##### DATA EXTRACT

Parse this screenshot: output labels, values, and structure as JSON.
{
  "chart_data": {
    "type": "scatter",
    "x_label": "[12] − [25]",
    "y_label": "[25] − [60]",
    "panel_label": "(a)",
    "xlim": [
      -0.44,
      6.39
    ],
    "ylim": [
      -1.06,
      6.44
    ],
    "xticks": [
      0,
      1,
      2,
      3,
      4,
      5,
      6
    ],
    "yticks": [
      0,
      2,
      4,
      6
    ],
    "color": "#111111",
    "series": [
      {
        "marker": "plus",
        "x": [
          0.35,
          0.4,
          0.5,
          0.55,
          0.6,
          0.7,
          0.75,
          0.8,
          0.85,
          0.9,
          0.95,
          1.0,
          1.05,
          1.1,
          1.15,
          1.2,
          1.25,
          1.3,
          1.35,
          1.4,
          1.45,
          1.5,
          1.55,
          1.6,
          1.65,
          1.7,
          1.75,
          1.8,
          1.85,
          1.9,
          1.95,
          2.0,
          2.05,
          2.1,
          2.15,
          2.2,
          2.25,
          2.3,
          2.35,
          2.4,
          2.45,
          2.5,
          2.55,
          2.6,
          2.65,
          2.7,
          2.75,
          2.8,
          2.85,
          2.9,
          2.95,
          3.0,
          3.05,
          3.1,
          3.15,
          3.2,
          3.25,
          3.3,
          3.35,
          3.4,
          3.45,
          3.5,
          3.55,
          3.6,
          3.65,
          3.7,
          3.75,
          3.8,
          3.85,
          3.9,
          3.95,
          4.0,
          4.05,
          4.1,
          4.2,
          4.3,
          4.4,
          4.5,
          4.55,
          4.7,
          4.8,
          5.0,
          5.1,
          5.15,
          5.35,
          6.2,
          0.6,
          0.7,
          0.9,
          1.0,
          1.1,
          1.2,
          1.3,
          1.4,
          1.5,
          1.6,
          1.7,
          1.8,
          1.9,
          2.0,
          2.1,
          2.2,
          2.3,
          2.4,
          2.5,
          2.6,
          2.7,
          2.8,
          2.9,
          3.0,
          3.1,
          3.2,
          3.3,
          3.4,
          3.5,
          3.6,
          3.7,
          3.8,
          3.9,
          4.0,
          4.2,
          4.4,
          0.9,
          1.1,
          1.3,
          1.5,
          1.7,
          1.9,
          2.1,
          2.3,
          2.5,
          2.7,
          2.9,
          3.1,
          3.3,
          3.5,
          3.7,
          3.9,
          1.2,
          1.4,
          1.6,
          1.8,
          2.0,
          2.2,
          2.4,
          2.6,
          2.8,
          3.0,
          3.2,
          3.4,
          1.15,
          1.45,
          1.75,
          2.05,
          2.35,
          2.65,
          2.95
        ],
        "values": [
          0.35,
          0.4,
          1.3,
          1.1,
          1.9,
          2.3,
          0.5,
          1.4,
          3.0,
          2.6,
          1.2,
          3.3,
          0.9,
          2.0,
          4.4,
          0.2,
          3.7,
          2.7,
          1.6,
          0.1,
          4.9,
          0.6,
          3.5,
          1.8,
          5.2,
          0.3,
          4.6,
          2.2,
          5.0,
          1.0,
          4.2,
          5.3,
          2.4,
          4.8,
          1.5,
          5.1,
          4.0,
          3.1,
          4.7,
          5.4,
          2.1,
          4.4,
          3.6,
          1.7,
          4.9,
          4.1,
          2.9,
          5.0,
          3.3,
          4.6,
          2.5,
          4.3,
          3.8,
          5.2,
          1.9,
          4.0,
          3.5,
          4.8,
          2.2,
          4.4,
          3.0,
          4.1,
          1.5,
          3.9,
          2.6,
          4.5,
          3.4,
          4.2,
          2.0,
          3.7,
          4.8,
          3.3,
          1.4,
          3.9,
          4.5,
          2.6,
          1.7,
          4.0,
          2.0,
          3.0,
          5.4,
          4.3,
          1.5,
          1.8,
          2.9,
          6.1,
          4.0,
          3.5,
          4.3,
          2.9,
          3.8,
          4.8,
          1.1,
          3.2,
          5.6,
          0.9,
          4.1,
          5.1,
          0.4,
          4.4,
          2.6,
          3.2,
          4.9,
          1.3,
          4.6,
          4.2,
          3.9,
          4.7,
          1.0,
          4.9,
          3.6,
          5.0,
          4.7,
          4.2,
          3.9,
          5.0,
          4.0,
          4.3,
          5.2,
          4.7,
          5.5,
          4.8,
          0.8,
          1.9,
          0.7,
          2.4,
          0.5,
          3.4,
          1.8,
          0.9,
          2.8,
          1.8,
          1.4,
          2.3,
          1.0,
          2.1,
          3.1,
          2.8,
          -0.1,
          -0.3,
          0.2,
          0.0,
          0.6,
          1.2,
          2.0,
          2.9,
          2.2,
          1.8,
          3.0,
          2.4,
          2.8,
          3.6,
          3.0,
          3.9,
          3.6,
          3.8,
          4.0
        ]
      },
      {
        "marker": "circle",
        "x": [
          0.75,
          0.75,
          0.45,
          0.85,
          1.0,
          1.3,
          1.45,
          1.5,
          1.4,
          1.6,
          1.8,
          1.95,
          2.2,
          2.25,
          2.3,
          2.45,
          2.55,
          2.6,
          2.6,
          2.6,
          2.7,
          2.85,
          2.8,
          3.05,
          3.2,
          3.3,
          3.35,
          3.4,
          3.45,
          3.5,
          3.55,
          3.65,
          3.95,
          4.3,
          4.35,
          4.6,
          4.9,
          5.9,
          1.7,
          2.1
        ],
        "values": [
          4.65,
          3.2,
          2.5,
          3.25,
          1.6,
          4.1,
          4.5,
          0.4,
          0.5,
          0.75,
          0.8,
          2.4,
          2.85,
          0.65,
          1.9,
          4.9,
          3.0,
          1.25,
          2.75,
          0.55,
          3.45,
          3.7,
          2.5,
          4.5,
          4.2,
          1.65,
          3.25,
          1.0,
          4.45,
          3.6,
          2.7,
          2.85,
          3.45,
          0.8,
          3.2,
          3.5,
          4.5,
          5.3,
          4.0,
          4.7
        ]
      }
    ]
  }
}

##########

PROBLEM DETAILS:
Restate the whole listing exactly, leaving out nothing.

FINAL RESULT:
Parse this screenshot: output labels, values, and structure as JSON.
{
  "chart_data": {
    "type": "scatter",
    "x_label": "[12] − [25]",
    "y_label": "[25] − [60]",
    "panel_label": "(a)",
    "xlim": [
      -0.44,
      6.39
    ],
    "ylim": [
      -1.06,
      6.44
    ],
    "xticks": [
      0,
      1,
      2,
      3,
      4,
      5,
      6
    ],
    "yticks": [
      0,
      2,
      4,
      6
    ],
    "color": "#111111",
    "series": [
      {
        "marker": "plus",
        "x": [
          0.35,
          0.4,
          0.5,
          0.55,
          0.6,
          0.7,
          0.75,
          0.8,
          0.85,
          0.9,
          0.95,
          1.0,
          1.05,
          1.1,
          1.15,
          1.2,
          1.25,
          1.3,
          1.35,
          1.4,
          1.45,
          1.5,
          1.55,
          1.6,
          1.65,
          1.7,
          1.75,
          1.8,
          1.85,
          1.9,
          1.95,
          2.0,
          2.05,
          2.1,
          2.15,
          2.2,
          2.25,
          2.3,
          2.35,
          2.4,
          2.45,
          2.5,
          2.55,
          2.6,
          2.65,
          2.7,
          2.75,
          2.8,
          2.85,
          2.9,
          2.95,
          3.0,
          3.05,
          3.1,
          3.15,
          3.2,
          3.25,
          3.3,
          3.35,
          3.4,
          3.45,
          3.5,
          3.55,
          3.6,
          3.65,
          3.7,
          3.75,
          3.8,
          3.85,
          3.9,
          3.95,
          4.0,
          4.05,
          4.1,
          4.2,
          4.3,
          4.4,
          4.5,
          4.55,
          4.7,
          4.8,
          5.0,
          5.1,
          5.15,
          5.35,
          6.2,
          0.6,
          0.7,
          0.9,
          1.0,
          1.1,
          1.2,
          1.3,
          1.4,
          1.5,
          1.6,
          1.7,
          1.8,
          1.9,
          2.0,
          2.1,
          2.2,
          2.3,
          2.4,
          2.5,
          2.6,
          2.7,
          2.8,
          2.9,
          3.0,
          3.1,
          3.2,
          3.3,
          3.4,
          3.5,
          3.6,
          3.7,
          3.8,
          3.9,
          4.0,
          4.2,
          4.4,
          0.9,
          1.1,
          1.3,
          1.5,
          1.7,
          1.9,
          2.1,
          2.3,
          2.5,
          2.7,
          2.9,
          3.1,
          3.3,
          3.5,
          3.7,
          3.9,
          1.2,
          1.4,
          1.6,
          1.8,
          2.0,
          2.2,
          2.4,
          2.6,
          2.8,
          3.0,
          3.2,
          3.4,
          1.15,
          1.45,
          1.75,
          2.05,
          2.35,
          2.65,
          2.95
        ],
        "values": [
          0.35,
          0.4,
          1.3,
          1.1,
          1.9,
          2.3,
          0.5,
          1.4,
          3.0,
          2.6,
          1.2,
          3.3,
          0.9,
          2.0,
          4.4,
          0.2,
          3.7,
          2.7,
          1.6,
          0.1,
          4.9,
          0.6,
          3.5,
          1.8,
          5.2,
          0.3,
          4.6,
          2.2,
          5.0,
          1.0,
          4.2,
          5.3,
          2.4,
          4.8,
          1.5,
          5.1,
          4.0,
          3.1,
          4.7,
          5.4,
          2.1,
          4.4,
          3.6,
          1.7,
          4.9,
          4.1,
          2.9,
          5.0,
          3.3,
          4.6,
          2.5,
          4.3,
          3.8,
          5.2,
          1.9,
          4.0,
          3.5,
          4.8,
          2.2,
          4.4,
          3.0,
          4.1,
          1.5,
          3.9,
          2.6,
          4.5,
          3.4,
          4.2,
          2.0,
          3.7,
          4.8,
          3.3,
          1.4,
          3.9,
          4.5,
          2.6,
          1.7,
          4.0,
          2.0,
          3.0,
          5.4,
          4.3,
          1.5,
          1.8,
          2.9,
          6.1,
          4.0,
          3.5,
          4.3,
          2.9,
          3.8,
          4.8,
          1.1,
          3.2,
          5.6,
          0.9,
          4.1,
          5.1,
          0.4,
          4.4,
          2.6,
          3.2,
          4.9,
          1.3,
          4.6,
          4.2,
          3.9,
          4.7,
          1.0,
          4.9,
          3.6,
          5.0,
          4.7,
          4.2,
          3.9,
          5.0,
          4.0,
          4.3,
          5.2,
          4.7,
          5.5,
          4.8,
          0.8,
          1.9,
          0.7,
          2.4,
          0.5,
          3.4,
          1.8,
          0.9,
          2.8,
          1.8,
          1.4,
          2.3,
          1.0,
          2.1,
          3.1,
          2.8,
          -0.1,
          -0.3,
          0.2,
          0.0,
          0.6,
          1.2,
          2.0,
          2.9,
          2.2,
          1.8,
          3.0,
          2.4,
          2.8,
          3.6,
          3.0,
          3.9,
          3.6,
          3.8,
          4.0
        ]
      },
      {
        "marker": "circle",
        "x": [
          0.75,
          0.75,
          0.45,
          0.85,
          1.0,
          1.3,
          1.45,
          1.5,
          1.4,
          1.6,
          1.8,
          1.95,
          2.2,
          2.25,
          2.3,
          2.45,
          2.55,
          2.6,
          2.6,
          2.6,
          2.7,
          2.85,
          2.8,
          3.05,
          3.2,
          3.3,
          3.35,
          3.4,
          3.45,
          3.5,
          3.55,
          3.65,
          3.95,
          4.3,
          4.35,
          4.6,
          4.9,
          5.9,
          1.7,
          2.1
        ],
        "values": [
          4.65,
          3.2,
          2.5,
          3.25,
          1.6,
          4.1,
          4.5,
          0.4,
          0.5,
          0.75,
          0.8,
          2.4,
          2.85,
          0.65,
          1.9,
          4.9,
          3.0,
          1.25,
          2.75,
          0.55,
          3.45,
          3.7,
          2.5,
          4.5,
          4.2,
          1.65,
          3.25,
          1.0,
          4.45,
          3.6,
          2.7,
          2.85,
          3.45,
          0.8,
          3.2,
          3.5,
          4.5,
          5.3,
          4.0,
          4.7
        ]
      }
    ]
  }
}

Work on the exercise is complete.